■ Task requirements ■
In the records that follow, locate every line with "addiction" and extract it.

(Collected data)
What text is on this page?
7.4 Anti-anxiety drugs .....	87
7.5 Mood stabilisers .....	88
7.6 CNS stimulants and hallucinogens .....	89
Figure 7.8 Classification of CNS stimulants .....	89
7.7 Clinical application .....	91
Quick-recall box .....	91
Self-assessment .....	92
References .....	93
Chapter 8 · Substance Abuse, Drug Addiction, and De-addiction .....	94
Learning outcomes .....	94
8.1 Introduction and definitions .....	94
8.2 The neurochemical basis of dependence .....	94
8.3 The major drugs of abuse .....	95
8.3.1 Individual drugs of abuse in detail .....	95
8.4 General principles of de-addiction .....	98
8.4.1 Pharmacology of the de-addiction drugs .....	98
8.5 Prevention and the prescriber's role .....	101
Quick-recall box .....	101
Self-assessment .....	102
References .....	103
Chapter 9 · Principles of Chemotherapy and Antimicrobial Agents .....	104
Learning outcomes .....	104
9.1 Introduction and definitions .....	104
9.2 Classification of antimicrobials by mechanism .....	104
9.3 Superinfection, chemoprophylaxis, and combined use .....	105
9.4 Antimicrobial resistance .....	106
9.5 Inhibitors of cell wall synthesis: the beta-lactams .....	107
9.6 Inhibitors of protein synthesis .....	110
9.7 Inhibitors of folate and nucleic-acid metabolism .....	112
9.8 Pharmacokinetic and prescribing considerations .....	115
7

■ Answer for this exercise ■
Chapter 8 · Substance Abuse, Drug Addiction, and De-addiction .....	94
8.4 General principles of de-addiction .....	98
8.4.1 Pharmacology of the de-addiction drugs .....	98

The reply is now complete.